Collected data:
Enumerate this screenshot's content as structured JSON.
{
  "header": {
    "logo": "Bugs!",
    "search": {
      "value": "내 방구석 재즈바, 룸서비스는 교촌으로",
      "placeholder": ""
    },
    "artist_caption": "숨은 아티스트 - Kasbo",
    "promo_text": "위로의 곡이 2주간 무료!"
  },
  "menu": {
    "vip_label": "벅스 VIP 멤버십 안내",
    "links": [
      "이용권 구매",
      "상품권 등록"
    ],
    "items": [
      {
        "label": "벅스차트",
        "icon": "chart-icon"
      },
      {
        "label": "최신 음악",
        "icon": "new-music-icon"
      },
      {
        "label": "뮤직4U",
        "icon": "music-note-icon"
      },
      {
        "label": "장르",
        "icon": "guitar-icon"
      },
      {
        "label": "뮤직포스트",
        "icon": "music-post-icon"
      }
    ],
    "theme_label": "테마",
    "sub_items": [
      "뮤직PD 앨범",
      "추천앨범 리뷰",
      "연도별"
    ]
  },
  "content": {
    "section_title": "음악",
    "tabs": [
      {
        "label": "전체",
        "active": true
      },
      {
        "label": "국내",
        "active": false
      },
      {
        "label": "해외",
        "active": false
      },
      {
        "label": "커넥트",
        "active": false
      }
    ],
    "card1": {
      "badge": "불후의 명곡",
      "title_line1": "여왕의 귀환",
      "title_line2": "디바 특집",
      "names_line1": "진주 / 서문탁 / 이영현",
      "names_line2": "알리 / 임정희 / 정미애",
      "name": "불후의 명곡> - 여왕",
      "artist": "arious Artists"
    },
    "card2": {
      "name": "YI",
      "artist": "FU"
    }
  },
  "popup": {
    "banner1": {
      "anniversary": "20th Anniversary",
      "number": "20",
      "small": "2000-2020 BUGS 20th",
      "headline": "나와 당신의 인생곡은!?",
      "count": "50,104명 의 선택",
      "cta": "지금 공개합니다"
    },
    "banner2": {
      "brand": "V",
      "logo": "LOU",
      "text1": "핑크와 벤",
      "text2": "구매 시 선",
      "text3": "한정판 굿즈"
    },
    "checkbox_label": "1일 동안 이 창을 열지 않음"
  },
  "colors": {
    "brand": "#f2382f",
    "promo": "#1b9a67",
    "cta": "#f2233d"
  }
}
==
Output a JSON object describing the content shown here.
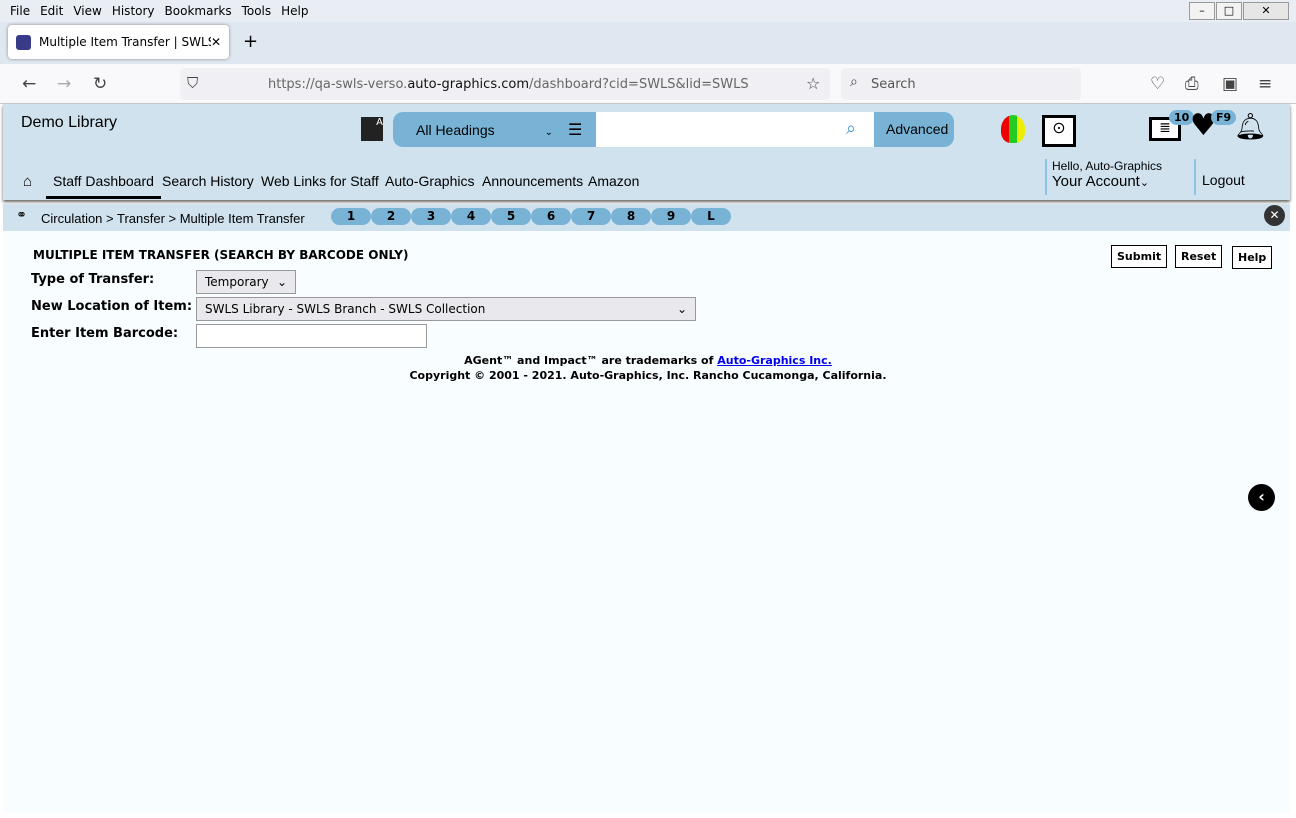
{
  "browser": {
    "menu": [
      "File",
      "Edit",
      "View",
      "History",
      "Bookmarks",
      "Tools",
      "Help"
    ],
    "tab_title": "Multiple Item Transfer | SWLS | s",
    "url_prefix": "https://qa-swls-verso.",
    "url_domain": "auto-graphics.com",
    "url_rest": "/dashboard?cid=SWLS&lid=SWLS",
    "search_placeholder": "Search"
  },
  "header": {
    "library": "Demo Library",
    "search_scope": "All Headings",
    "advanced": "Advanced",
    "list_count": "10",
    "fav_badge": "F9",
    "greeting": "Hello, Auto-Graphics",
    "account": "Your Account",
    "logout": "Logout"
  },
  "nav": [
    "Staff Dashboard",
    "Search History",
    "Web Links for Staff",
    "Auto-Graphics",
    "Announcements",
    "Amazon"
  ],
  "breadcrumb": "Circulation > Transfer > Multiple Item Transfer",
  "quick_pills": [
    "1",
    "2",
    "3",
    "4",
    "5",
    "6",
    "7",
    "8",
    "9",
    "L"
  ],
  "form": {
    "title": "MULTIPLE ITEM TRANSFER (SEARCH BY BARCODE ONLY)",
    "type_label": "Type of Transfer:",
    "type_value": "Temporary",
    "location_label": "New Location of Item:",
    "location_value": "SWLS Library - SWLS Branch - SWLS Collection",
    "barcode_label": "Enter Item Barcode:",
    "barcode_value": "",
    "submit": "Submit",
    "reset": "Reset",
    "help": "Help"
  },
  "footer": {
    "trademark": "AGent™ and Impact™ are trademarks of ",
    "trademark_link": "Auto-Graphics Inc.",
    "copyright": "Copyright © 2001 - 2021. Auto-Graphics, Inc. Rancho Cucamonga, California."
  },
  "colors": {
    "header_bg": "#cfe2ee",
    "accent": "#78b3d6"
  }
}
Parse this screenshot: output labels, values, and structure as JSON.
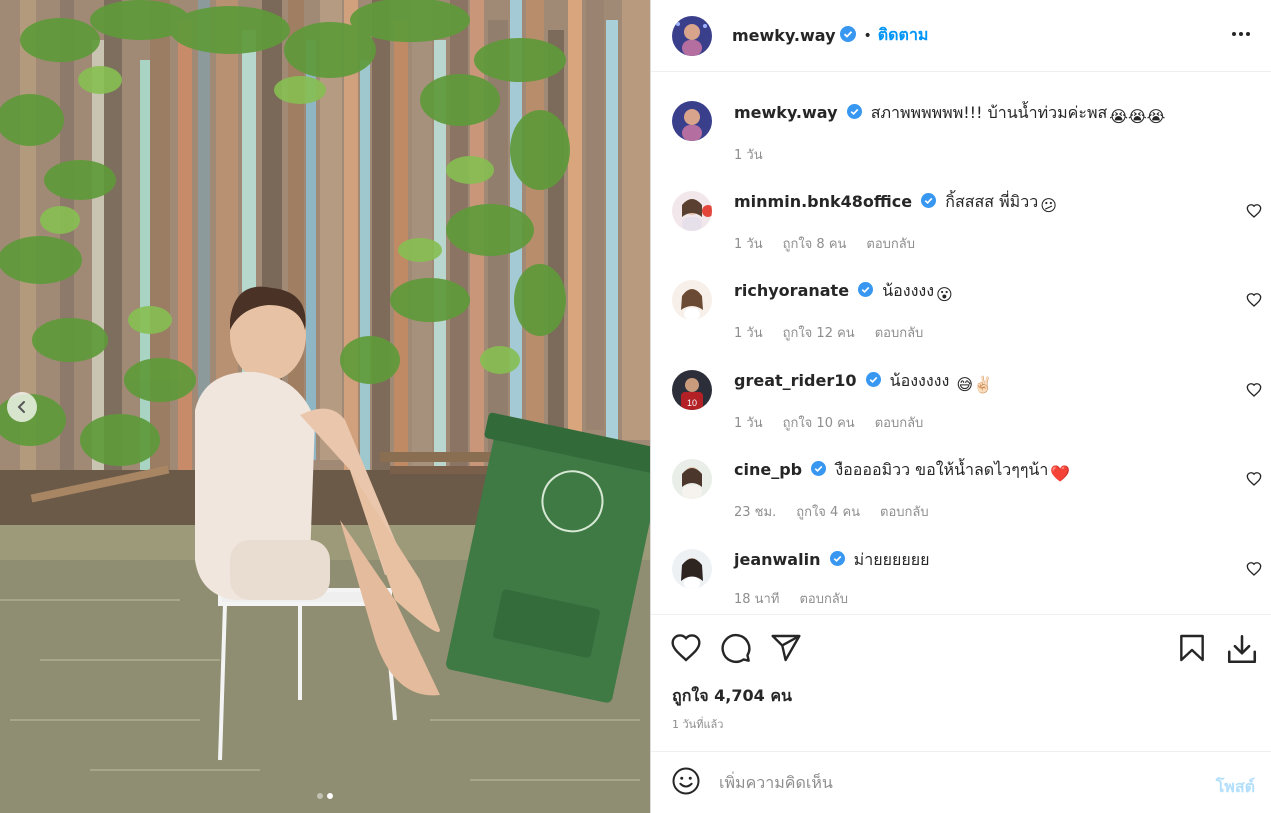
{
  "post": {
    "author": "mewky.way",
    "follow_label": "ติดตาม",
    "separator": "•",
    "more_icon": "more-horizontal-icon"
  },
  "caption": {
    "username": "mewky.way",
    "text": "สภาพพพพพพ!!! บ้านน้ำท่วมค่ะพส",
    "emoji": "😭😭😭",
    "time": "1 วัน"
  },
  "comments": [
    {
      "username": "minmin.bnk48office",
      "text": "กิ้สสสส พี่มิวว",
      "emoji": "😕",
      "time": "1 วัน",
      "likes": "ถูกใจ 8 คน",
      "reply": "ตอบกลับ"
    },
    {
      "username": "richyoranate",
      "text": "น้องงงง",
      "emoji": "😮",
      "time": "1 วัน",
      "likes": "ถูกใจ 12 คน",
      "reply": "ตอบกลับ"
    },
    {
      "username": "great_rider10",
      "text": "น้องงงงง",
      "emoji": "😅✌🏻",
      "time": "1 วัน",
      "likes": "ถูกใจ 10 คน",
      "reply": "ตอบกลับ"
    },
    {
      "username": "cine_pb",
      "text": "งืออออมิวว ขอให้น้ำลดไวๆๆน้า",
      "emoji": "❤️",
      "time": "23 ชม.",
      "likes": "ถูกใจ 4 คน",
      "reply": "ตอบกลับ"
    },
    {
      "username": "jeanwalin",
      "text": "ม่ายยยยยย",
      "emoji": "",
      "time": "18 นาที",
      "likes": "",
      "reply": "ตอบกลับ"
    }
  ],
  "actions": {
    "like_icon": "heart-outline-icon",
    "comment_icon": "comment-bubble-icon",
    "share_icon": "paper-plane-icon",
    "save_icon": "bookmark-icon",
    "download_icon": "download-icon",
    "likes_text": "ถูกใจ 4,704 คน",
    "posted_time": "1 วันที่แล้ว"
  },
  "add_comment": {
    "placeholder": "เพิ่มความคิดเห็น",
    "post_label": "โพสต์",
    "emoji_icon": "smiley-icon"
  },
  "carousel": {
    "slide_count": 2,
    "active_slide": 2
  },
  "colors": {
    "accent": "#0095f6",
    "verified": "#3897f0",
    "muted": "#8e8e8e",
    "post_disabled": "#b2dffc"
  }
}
* * *
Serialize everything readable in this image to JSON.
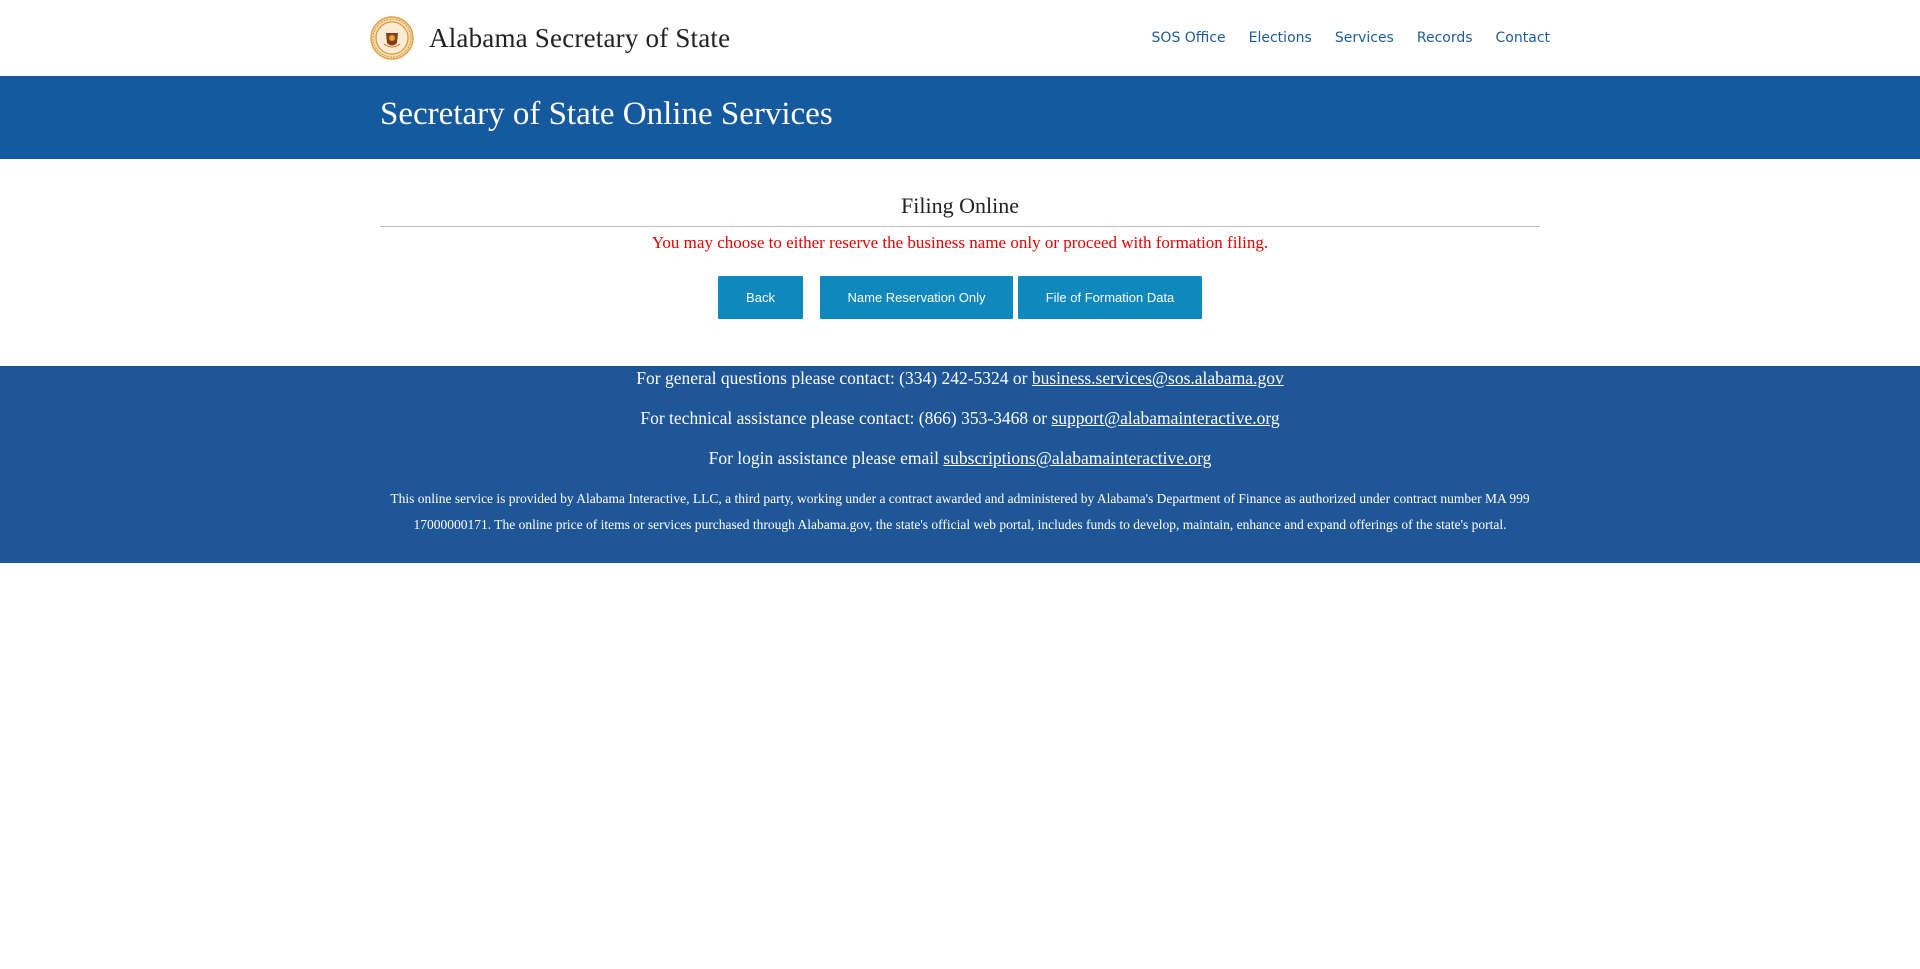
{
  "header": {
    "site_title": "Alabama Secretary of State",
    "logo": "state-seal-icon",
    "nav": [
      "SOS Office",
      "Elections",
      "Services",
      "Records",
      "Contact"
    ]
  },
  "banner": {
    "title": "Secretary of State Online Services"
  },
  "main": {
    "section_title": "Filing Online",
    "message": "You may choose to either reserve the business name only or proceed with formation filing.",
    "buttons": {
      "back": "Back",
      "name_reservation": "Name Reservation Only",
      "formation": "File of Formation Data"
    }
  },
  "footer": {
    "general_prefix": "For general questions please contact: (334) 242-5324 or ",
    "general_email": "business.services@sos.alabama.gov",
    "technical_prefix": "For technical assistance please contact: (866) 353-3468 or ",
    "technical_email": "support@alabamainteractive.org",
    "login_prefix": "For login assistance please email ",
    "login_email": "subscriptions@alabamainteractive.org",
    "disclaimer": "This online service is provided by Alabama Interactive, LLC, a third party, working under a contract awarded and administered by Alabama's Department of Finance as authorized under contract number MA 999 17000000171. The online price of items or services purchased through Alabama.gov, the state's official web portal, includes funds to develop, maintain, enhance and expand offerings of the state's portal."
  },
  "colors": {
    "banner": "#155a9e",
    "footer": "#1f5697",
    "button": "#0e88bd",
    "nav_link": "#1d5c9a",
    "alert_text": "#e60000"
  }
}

### [Short task]
Go through the listing above and pull out each line containing the word "JSON".

### [Solution for this problem]
Enumerate this screenshot's content as structured JSON.
Output a JSON object describing the content shown here.
Parse this screenshot: output labels, values, and structure as JSON.
Serialize everything readable in this image to JSON.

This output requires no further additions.